*WHAT IS ASKED*.
Extract every line that contains the string "name".
——
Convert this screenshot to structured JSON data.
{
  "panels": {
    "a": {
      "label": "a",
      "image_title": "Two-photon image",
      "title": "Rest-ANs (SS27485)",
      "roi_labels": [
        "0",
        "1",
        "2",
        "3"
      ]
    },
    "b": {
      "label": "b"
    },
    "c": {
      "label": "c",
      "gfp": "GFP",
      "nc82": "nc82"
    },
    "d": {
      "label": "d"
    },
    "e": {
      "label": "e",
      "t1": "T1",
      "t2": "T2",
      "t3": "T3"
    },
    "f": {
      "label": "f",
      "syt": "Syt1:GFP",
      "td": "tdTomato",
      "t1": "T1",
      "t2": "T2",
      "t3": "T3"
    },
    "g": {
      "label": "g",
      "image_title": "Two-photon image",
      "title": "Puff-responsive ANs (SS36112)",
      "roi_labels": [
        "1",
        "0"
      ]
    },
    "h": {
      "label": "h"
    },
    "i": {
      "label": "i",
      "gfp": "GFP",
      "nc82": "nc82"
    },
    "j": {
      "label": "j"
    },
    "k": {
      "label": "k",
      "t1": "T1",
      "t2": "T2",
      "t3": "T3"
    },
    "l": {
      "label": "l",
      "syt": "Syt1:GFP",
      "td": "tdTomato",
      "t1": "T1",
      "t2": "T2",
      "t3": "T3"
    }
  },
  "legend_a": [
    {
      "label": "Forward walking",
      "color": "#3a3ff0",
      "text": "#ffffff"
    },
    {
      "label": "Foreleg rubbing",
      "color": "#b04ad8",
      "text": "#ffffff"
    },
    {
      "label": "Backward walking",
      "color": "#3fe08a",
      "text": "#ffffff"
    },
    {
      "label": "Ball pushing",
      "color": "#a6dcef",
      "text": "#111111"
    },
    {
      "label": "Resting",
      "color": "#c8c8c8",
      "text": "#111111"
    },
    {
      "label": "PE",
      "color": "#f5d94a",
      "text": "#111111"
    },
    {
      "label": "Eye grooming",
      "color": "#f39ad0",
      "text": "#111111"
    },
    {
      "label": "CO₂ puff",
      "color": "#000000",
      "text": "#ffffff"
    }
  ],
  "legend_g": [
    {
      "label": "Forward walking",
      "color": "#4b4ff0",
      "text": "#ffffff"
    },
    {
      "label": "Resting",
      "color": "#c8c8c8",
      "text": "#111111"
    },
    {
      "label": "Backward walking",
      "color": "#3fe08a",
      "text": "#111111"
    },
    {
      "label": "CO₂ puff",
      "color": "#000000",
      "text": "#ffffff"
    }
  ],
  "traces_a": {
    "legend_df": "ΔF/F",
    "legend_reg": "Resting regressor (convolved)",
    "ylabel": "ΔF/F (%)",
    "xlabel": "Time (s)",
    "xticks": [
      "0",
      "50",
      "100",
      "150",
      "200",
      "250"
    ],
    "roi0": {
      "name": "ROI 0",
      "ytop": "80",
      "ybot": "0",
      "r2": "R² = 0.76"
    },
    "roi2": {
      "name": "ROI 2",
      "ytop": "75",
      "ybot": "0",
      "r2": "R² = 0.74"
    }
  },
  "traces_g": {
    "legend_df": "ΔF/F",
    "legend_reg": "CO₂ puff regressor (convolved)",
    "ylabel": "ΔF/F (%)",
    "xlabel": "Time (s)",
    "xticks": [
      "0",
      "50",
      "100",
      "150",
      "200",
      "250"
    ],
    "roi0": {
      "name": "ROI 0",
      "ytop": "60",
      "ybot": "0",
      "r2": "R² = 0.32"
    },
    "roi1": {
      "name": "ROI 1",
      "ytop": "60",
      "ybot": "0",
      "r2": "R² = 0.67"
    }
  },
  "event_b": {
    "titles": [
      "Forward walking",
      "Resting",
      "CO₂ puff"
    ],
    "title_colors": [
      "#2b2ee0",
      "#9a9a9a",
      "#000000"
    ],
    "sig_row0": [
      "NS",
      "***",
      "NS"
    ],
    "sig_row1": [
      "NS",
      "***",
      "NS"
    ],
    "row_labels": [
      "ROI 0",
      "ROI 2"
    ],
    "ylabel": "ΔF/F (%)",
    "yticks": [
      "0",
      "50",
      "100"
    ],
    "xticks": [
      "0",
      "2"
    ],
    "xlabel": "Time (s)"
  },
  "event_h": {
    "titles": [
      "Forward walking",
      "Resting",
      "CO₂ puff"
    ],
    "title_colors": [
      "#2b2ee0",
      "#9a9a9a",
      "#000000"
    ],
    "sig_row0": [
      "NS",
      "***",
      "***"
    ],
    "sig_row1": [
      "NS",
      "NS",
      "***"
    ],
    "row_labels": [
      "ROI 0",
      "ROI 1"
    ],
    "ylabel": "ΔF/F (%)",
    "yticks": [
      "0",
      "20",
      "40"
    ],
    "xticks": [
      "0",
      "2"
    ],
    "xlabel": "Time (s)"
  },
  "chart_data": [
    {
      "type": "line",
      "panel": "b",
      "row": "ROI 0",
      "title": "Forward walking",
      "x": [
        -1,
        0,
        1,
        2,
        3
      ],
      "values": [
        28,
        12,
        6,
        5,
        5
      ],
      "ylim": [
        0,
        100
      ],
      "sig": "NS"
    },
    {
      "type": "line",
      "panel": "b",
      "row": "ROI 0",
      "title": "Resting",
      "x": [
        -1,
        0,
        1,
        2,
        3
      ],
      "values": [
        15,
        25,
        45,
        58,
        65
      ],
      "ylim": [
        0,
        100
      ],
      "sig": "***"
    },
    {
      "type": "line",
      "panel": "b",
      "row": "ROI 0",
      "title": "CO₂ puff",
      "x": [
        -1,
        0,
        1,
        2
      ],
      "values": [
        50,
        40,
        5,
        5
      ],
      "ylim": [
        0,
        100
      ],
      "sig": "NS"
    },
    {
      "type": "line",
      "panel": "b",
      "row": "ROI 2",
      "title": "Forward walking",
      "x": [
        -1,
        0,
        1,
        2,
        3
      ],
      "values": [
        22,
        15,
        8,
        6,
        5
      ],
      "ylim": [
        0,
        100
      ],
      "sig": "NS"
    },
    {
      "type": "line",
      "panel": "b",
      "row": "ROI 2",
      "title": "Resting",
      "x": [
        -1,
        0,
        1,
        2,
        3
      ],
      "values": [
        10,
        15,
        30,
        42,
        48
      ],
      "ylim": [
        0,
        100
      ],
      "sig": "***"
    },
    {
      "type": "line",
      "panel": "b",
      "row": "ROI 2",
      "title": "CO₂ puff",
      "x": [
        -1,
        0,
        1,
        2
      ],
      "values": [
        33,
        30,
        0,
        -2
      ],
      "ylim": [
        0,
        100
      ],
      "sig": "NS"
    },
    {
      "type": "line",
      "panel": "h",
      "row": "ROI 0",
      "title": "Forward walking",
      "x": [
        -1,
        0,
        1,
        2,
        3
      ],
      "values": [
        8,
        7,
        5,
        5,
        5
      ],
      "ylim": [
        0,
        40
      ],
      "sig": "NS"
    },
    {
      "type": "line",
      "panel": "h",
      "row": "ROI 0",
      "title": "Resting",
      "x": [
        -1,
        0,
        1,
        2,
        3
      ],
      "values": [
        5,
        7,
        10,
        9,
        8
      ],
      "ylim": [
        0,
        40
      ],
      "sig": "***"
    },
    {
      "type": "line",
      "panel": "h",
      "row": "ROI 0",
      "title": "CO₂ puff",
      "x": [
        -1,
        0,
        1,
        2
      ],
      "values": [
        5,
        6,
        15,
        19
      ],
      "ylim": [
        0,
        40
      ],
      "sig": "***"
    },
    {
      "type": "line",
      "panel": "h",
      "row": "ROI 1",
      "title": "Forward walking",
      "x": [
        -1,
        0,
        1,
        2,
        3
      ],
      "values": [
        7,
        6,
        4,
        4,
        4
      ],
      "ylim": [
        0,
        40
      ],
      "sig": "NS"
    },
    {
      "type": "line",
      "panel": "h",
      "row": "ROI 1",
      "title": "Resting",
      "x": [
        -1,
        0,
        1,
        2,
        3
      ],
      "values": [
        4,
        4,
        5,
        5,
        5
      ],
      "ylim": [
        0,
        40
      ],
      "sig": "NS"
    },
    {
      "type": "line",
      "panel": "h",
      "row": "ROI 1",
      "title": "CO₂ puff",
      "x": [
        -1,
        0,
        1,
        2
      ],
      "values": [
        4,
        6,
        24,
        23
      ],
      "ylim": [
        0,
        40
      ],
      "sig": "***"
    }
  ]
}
——
*THE OUTPUT*.
      "name": "ROI 0",
      "name": "ROI 2",
      "name": "ROI 0",
      "name": "ROI 1",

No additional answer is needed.